▶ [What the exercise asks] Reproduce the records below exactly as given.
━━━ Records supplied
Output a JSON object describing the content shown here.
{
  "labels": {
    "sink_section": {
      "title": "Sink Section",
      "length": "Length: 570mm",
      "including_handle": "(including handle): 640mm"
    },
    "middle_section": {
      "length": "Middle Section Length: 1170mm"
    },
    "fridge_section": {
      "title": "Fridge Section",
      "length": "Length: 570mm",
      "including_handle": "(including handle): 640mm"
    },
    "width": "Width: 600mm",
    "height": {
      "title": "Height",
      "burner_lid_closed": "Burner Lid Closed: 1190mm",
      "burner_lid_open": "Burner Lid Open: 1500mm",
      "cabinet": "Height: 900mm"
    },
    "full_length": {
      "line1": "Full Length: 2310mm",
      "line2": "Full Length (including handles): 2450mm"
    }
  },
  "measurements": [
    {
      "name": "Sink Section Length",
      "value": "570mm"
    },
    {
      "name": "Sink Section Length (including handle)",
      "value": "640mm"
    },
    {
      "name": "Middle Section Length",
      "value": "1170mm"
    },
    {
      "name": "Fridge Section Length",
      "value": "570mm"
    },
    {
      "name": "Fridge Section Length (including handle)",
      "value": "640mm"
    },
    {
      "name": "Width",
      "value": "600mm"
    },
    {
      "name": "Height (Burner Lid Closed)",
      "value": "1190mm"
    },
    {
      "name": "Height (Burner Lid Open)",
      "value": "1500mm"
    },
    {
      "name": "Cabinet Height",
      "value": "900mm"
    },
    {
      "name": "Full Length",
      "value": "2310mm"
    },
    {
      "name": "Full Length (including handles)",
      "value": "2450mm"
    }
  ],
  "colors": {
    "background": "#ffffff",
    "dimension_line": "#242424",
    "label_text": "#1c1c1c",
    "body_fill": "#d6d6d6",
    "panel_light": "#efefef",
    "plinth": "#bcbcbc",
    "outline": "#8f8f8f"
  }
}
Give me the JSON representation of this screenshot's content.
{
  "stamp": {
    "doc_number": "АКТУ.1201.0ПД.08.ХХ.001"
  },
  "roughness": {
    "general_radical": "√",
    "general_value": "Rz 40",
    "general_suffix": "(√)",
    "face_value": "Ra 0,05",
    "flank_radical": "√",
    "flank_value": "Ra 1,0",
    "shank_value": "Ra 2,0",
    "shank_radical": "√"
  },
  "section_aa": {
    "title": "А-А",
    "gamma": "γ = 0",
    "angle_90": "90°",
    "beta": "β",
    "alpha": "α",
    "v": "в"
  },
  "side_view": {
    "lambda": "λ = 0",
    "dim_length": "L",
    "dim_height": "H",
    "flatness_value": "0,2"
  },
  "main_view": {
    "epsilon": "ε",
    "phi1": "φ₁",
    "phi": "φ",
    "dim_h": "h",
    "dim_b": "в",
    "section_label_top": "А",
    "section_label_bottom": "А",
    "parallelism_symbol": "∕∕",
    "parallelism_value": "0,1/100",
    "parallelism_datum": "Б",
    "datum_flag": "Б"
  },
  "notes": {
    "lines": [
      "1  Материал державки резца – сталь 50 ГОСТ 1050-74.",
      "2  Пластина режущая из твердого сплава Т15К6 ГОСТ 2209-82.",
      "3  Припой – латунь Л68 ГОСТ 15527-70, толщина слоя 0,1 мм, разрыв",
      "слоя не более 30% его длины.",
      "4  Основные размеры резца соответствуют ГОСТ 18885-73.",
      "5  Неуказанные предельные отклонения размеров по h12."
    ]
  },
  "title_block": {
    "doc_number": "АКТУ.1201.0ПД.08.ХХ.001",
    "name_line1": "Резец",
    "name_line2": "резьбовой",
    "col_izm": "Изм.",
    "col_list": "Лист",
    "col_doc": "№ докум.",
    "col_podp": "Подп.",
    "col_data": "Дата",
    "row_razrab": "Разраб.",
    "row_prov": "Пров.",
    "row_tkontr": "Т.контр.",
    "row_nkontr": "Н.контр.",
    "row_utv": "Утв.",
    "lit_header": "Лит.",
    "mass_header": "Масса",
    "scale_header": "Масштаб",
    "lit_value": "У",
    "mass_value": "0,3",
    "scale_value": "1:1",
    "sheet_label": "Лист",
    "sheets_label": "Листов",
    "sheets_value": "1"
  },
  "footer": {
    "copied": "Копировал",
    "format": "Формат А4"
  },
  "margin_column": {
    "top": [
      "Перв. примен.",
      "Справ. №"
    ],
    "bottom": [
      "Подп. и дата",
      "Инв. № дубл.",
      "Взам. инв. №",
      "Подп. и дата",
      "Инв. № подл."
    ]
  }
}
━━━━━━
▶ [Solution to this task]
Output a JSON object describing the content shown here.
{
  "labels": {
    "sink_section": {
      "title": "Sink Section",
      "length": "Length: 570mm",
      "including_handle": "(including handle): 640mm"
    },
    "middle_section": {
      "length": "Middle Section Length: 1170mm"
    },
    "fridge_section": {
      "title": "Fridge Section",
      "length": "Length: 570mm",
      "including_handle": "(including handle): 640mm"
    },
    "width": "Width: 600mm",
    "height": {
      "title": "Height",
      "burner_lid_closed": "Burner Lid Closed: 1190mm",
      "burner_lid_open": "Burner Lid Open: 1500mm",
      "cabinet": "Height: 900mm"
    },
    "full_length": {
      "line1": "Full Length: 2310mm",
      "line2": "Full Length (including handles): 2450mm"
    }
  },
  "measurements": [
    {
      "name": "Sink Section Length",
      "value": "570mm"
    },
    {
      "name": "Sink Section Length (including handle)",
      "value": "640mm"
    },
    {
      "name": "Middle Section Length",
      "value": "1170mm"
    },
    {
      "name": "Fridge Section Length",
      "value": "570mm"
    },
    {
      "name": "Fridge Section Length (including handle)",
      "value": "640mm"
    },
    {
      "name": "Width",
      "value": "600mm"
    },
    {
      "name": "Height (Burner Lid Closed)",
      "value": "1190mm"
    },
    {
      "name": "Height (Burner Lid Open)",
      "value": "1500mm"
    },
    {
      "name": "Cabinet Height",
      "value": "900mm"
    },
    {
      "name": "Full Length",
      "value": "2310mm"
    },
    {
      "name": "Full Length (including handles)",
      "value": "2450mm"
    }
  ],
  "colors": {
    "background": "#ffffff",
    "dimension_line": "#242424",
    "label_text": "#1c1c1c",
    "body_fill": "#d6d6d6",
    "panel_light": "#efefef",
    "plinth": "#bcbcbc",
    "outline": "#8f8f8f"
  }
}
Give me the JSON representation of this screenshot's content.
{
  "stamp": {
    "doc_number": "АКТУ.1201.0ПД.08.ХХ.001"
  },
  "roughness": {
    "general_radical": "√",
    "general_value": "Rz 40",
    "general_suffix": "(√)",
    "face_value": "Ra 0,05",
    "flank_radical": "√",
    "flank_value": "Ra 1,0",
    "shank_value": "Ra 2,0",
    "shank_radical": "√"
  },
  "section_aa": {
    "title": "А-А",
    "gamma": "γ = 0",
    "angle_90": "90°",
    "beta": "β",
    "alpha": "α",
    "v": "в"
  },
  "side_view": {
    "lambda": "λ = 0",
    "dim_length": "L",
    "dim_height": "H",
    "flatness_value": "0,2"
  },
  "main_view": {
    "epsilon": "ε",
    "phi1": "φ₁",
    "phi": "φ",
    "dim_h": "h",
    "dim_b": "в",
    "section_label_top": "А",
    "section_label_bottom": "А",
    "parallelism_symbol": "∕∕",
    "parallelism_value": "0,1/100",
    "parallelism_datum": "Б",
    "datum_flag": "Б"
  },
  "notes": {
    "lines": [
      "1  Материал державки резца – сталь 50 ГОСТ 1050-74.",
      "2  Пластина режущая из твердого сплава Т15К6 ГОСТ 2209-82.",
      "3  Припой – латунь Л68 ГОСТ 15527-70, толщина слоя 0,1 мм, разрыв",
      "слоя не более 30% его длины.",
      "4  Основные размеры резца соответствуют ГОСТ 18885-73.",
      "5  Неуказанные предельные отклонения размеров по h12."
    ]
  },
  "title_block": {
    "doc_number": "АКТУ.1201.0ПД.08.ХХ.001",
    "name_line1": "Резец",
    "name_line2": "резьбовой",
    "col_izm": "Изм.",
    "col_list": "Лист",
    "col_doc": "№ докум.",
    "col_podp": "Подп.",
    "col_data": "Дата",
    "row_razrab": "Разраб.",
    "row_prov": "Пров.",
    "row_tkontr": "Т.контр.",
    "row_nkontr": "Н.контр.",
    "row_utv": "Утв.",
    "lit_header": "Лит.",
    "mass_header": "Масса",
    "scale_header": "Масштаб",
    "lit_value": "У",
    "mass_value": "0,3",
    "scale_value": "1:1",
    "sheet_label": "Лист",
    "sheets_label": "Листов",
    "sheets_value": "1"
  },
  "footer": {
    "copied": "Копировал",
    "format": "Формат А4"
  },
  "margin_column": {
    "top": [
      "Перв. примен.",
      "Справ. №"
    ],
    "bottom": [
      "Подп. и дата",
      "Инв. № дубл.",
      "Взам. инв. №",
      "Подп. и дата",
      "Инв. № подл."
    ]
  }
}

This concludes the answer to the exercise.